**Task statement**
Retype the following material line for line, keeping every character as it appears.

___

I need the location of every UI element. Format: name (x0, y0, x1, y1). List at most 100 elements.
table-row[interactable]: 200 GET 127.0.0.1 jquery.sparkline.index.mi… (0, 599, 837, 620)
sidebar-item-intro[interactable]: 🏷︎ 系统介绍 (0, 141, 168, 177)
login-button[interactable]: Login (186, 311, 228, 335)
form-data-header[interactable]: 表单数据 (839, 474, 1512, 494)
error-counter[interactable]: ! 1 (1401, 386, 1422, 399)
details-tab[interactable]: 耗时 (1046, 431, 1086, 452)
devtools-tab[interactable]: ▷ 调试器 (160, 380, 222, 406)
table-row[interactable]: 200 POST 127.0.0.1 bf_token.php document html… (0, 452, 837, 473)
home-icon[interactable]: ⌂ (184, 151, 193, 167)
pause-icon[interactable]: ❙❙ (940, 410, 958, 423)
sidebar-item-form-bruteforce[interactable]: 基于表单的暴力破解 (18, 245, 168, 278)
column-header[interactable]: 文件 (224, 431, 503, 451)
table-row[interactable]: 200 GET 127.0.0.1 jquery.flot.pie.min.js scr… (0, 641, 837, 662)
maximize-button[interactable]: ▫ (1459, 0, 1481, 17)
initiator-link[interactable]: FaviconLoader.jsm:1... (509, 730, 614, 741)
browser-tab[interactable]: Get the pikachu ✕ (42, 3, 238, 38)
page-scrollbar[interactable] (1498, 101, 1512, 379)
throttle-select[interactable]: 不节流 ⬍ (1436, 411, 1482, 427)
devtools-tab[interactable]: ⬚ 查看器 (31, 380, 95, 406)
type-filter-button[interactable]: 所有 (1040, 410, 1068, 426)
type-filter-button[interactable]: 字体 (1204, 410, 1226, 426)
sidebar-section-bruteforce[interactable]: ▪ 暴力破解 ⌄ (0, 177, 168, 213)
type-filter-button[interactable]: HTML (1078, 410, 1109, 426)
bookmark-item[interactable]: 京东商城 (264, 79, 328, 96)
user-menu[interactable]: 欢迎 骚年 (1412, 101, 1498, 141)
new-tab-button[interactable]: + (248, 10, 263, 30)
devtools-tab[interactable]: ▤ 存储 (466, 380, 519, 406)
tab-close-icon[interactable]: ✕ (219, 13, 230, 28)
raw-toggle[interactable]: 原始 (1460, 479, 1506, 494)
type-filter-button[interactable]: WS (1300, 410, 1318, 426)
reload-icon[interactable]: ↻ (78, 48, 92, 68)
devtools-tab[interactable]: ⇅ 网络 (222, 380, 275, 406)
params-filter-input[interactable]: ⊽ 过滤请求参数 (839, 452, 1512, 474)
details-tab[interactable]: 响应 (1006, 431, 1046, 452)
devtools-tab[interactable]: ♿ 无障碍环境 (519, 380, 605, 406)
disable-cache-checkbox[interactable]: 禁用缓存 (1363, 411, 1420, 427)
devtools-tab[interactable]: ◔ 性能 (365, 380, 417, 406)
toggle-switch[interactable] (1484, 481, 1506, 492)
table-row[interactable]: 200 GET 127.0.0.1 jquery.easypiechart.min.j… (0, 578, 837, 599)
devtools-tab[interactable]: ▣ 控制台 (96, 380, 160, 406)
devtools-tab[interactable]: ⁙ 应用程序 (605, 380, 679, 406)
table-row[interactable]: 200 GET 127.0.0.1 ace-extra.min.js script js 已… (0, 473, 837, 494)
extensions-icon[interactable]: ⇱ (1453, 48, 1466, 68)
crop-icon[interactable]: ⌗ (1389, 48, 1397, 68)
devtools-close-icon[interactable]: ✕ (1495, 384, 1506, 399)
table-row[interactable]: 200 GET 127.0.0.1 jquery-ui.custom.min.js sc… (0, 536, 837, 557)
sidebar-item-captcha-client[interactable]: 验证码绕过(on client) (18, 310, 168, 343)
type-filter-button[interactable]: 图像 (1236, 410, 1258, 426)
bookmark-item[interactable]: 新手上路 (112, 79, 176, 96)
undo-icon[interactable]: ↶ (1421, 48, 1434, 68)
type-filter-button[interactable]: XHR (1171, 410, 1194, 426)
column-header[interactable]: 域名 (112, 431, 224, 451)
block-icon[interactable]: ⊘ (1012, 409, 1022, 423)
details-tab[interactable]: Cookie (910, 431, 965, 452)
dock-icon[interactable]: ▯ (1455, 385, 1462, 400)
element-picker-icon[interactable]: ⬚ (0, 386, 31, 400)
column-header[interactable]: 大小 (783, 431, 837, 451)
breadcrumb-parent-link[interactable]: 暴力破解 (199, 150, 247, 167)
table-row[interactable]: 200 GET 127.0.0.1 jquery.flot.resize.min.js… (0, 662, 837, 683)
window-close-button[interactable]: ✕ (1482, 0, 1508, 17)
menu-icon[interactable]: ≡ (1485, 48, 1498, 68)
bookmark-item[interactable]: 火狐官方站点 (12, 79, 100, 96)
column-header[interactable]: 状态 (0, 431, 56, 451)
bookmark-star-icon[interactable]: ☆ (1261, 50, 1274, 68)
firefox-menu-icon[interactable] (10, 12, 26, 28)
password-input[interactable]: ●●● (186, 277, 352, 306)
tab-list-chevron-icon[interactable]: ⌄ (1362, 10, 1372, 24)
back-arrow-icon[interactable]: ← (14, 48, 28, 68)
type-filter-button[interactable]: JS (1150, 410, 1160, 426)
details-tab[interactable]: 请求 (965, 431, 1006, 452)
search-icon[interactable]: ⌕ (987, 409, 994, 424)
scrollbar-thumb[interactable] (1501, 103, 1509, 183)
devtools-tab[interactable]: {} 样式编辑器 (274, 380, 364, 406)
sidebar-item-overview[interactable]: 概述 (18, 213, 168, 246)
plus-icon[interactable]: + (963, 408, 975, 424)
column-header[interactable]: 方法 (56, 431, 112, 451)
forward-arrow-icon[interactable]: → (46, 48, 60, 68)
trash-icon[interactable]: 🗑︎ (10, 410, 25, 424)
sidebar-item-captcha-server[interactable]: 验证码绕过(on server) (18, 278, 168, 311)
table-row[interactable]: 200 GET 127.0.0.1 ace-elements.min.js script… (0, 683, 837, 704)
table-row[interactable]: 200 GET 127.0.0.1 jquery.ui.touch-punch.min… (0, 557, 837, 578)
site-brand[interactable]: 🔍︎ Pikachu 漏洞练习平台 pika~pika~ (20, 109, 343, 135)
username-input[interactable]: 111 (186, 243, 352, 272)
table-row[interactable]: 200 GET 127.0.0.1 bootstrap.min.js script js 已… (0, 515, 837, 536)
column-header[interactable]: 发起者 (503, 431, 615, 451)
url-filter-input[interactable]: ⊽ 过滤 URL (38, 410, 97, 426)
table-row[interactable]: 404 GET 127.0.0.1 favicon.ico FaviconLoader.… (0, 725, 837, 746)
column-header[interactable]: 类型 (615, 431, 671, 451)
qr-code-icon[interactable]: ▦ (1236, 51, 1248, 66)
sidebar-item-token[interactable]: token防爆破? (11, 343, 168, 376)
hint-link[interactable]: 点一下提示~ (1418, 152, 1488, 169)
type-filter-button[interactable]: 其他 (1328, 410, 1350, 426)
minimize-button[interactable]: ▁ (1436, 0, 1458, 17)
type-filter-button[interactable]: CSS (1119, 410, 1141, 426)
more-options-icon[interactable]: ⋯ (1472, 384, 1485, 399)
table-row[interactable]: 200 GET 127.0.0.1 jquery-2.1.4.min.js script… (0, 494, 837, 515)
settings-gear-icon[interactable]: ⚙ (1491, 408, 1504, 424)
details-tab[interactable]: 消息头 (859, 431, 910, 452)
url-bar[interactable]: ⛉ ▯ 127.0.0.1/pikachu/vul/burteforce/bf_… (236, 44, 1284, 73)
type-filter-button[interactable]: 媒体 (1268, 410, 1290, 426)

___

**The output**
I need the location of every UI element. Format: name (x0, y0, x1, y1). List at most 100 elements.
table-row[interactable]: 200 GET 127.0.0.1 jquery.sparkline.index.mi… (0, 599, 837, 620)
sidebar-item-intro[interactable]: 🏷︎ 系统介绍 (0, 141, 168, 177)
login-button[interactable]: Login (186, 311, 228, 335)
form-data-header[interactable]: 表单数据 (839, 474, 1512, 494)
error-counter[interactable]: ! 1 (1401, 386, 1422, 399)
details-tab[interactable]: 耗时 (1046, 431, 1086, 452)
devtools-tab[interactable]: ▷ 调试器 (160, 380, 222, 406)
table-row[interactable]: 200 POST 127.0.0.1 bf_token.php document html… (0, 452, 837, 473)
home-icon[interactable]: ⌂ (184, 151, 193, 167)
pause-icon[interactable]: ❙❙ (940, 410, 958, 423)
sidebar-item-form-bruteforce[interactable]: 基于表单的暴力破解 (18, 245, 168, 278)
column-header[interactable]: 文件 (224, 431, 503, 451)
table-row[interactable]: 200 GET 127.0.0.1 jquery.flot.pie.min.js scr… (0, 641, 837, 662)
maximize-button[interactable]: ▫ (1459, 0, 1481, 17)
initiator-link[interactable]: FaviconLoader.jsm:1... (509, 730, 614, 741)
browser-tab[interactable]: Get the pikachu ✕ (42, 3, 238, 38)
page-scrollbar[interactable] (1498, 101, 1512, 379)
throttle-select[interactable]: 不节流 ⬍ (1436, 411, 1482, 427)
devtools-tab[interactable]: ⬚ 查看器 (31, 380, 95, 406)
type-filter-button[interactable]: 所有 (1040, 410, 1068, 426)
type-filter-button[interactable]: 字体 (1204, 410, 1226, 426)
sidebar-section-bruteforce[interactable]: ▪ 暴力破解 ⌄ (0, 177, 168, 213)
type-filter-button[interactable]: HTML (1078, 410, 1109, 426)
bookmark-item[interactable]: 京东商城 (264, 79, 328, 96)
user-menu[interactable]: 欢迎 骚年 (1412, 101, 1498, 141)
new-tab-button[interactable]: + (248, 10, 263, 30)
devtools-tab[interactable]: ▤ 存储 (466, 380, 519, 406)
tab-close-icon[interactable]: ✕ (219, 13, 230, 28)
raw-toggle[interactable]: 原始 (1460, 479, 1506, 494)
type-filter-button[interactable]: WS (1300, 410, 1318, 426)
reload-icon[interactable]: ↻ (78, 48, 92, 68)
devtools-tab[interactable]: ⇅ 网络 (222, 380, 275, 406)
params-filter-input[interactable]: ⊽ 过滤请求参数 (839, 452, 1512, 474)
details-tab[interactable]: 响应 (1006, 431, 1046, 452)
devtools-tab[interactable]: ♿ 无障碍环境 (519, 380, 605, 406)
disable-cache-checkbox[interactable]: 禁用缓存 (1363, 411, 1420, 427)
devtools-tab[interactable]: ◔ 性能 (365, 380, 417, 406)
toggle-switch[interactable] (1484, 481, 1506, 492)
table-row[interactable]: 200 GET 127.0.0.1 jquery.easypiechart.min.j… (0, 578, 837, 599)
devtools-tab[interactable]: ▣ 控制台 (96, 380, 160, 406)
devtools-tab[interactable]: ⁙ 应用程序 (605, 380, 679, 406)
table-row[interactable]: 200 GET 127.0.0.1 ace-extra.min.js script js 已… (0, 473, 837, 494)
extensions-icon[interactable]: ⇱ (1453, 48, 1466, 68)
crop-icon[interactable]: ⌗ (1389, 48, 1397, 68)
devtools-close-icon[interactable]: ✕ (1495, 384, 1506, 399)
table-row[interactable]: 200 GET 127.0.0.1 jquery-ui.custom.min.js sc… (0, 536, 837, 557)
sidebar-item-captcha-client[interactable]: 验证码绕过(on client) (18, 310, 168, 343)
type-filter-button[interactable]: 图像 (1236, 410, 1258, 426)
bookmark-item[interactable]: 新手上路 (112, 79, 176, 96)
undo-icon[interactable]: ↶ (1421, 48, 1434, 68)
type-filter-button[interactable]: XHR (1171, 410, 1194, 426)
column-header[interactable]: 域名 (112, 431, 224, 451)
block-icon[interactable]: ⊘ (1012, 409, 1022, 423)
details-tab[interactable]: Cookie (910, 431, 965, 452)
dock-icon[interactable]: ▯ (1455, 385, 1462, 400)
element-picker-icon[interactable]: ⬚ (0, 386, 31, 400)
column-header[interactable]: 大小 (783, 431, 837, 451)
breadcrumb-parent-link[interactable]: 暴力破解 (199, 150, 247, 167)
table-row[interactable]: 200 GET 127.0.0.1 jquery.flot.resize.min.js… (0, 662, 837, 683)
window-close-button[interactable]: ✕ (1482, 0, 1508, 17)
menu-icon[interactable]: ≡ (1485, 48, 1498, 68)
bookmark-item[interactable]: 火狐官方站点 (12, 79, 100, 96)
column-header[interactable]: 状态 (0, 431, 56, 451)
bookmark-star-icon[interactable]: ☆ (1261, 50, 1274, 68)
firefox-menu-icon[interactable] (10, 12, 26, 28)
password-input[interactable]: ●●● (186, 277, 352, 306)
tab-list-chevron-icon[interactable]: ⌄ (1362, 10, 1372, 24)
back-arrow-icon[interactable]: ← (14, 48, 28, 68)
type-filter-button[interactable]: JS (1150, 410, 1160, 426)
details-tab[interactable]: 请求 (965, 431, 1006, 452)
search-icon[interactable]: ⌕ (987, 409, 994, 424)
scrollbar-thumb[interactable] (1501, 103, 1509, 183)
devtools-tab[interactable]: {} 样式编辑器 (274, 380, 364, 406)
sidebar-item-overview[interactable]: 概述 (18, 213, 168, 246)
plus-icon[interactable]: + (963, 408, 975, 424)
column-header[interactable]: 方法 (56, 431, 112, 451)
forward-arrow-icon[interactable]: → (46, 48, 60, 68)
trash-icon[interactable]: 🗑︎ (10, 410, 25, 424)
sidebar-item-captcha-server[interactable]: 验证码绕过(on server) (18, 278, 168, 311)
table-row[interactable]: 200 GET 127.0.0.1 ace-elements.min.js script… (0, 683, 837, 704)
table-row[interactable]: 200 GET 127.0.0.1 jquery.ui.touch-punch.min… (0, 557, 837, 578)
site-brand[interactable]: 🔍︎ Pikachu 漏洞练习平台 pika~pika~ (20, 109, 343, 135)
username-input[interactable]: 111 (186, 243, 352, 272)
table-row[interactable]: 200 GET 127.0.0.1 bootstrap.min.js script js 已… (0, 515, 837, 536)
column-header[interactable]: 发起者 (503, 431, 615, 451)
url-filter-input[interactable]: ⊽ 过滤 URL (38, 410, 97, 426)
table-row[interactable]: 404 GET 127.0.0.1 favicon.ico FaviconLoader.… (0, 725, 837, 746)
column-header[interactable]: 类型 (615, 431, 671, 451)
qr-code-icon[interactable]: ▦ (1236, 51, 1248, 66)
sidebar-item-token[interactable]: token防爆破? (11, 343, 168, 376)
hint-link[interactable]: 点一下提示~ (1418, 152, 1488, 169)
type-filter-button[interactable]: 其他 (1328, 410, 1350, 426)
minimize-button[interactable]: ▁ (1436, 0, 1458, 17)
type-filter-button[interactable]: CSS (1119, 410, 1141, 426)
more-options-icon[interactable]: ⋯ (1472, 384, 1485, 399)
table-row[interactable]: 200 GET 127.0.0.1 jquery-2.1.4.min.js script… (0, 494, 837, 515)
settings-gear-icon[interactable]: ⚙ (1491, 408, 1504, 424)
details-tab[interactable]: 消息头 (859, 431, 910, 452)
url-bar[interactable]: ⛉ ▯ 127.0.0.1/pikachu/vul/burteforce/bf_… (236, 44, 1284, 73)
type-filter-button[interactable]: 媒体 (1268, 410, 1290, 426)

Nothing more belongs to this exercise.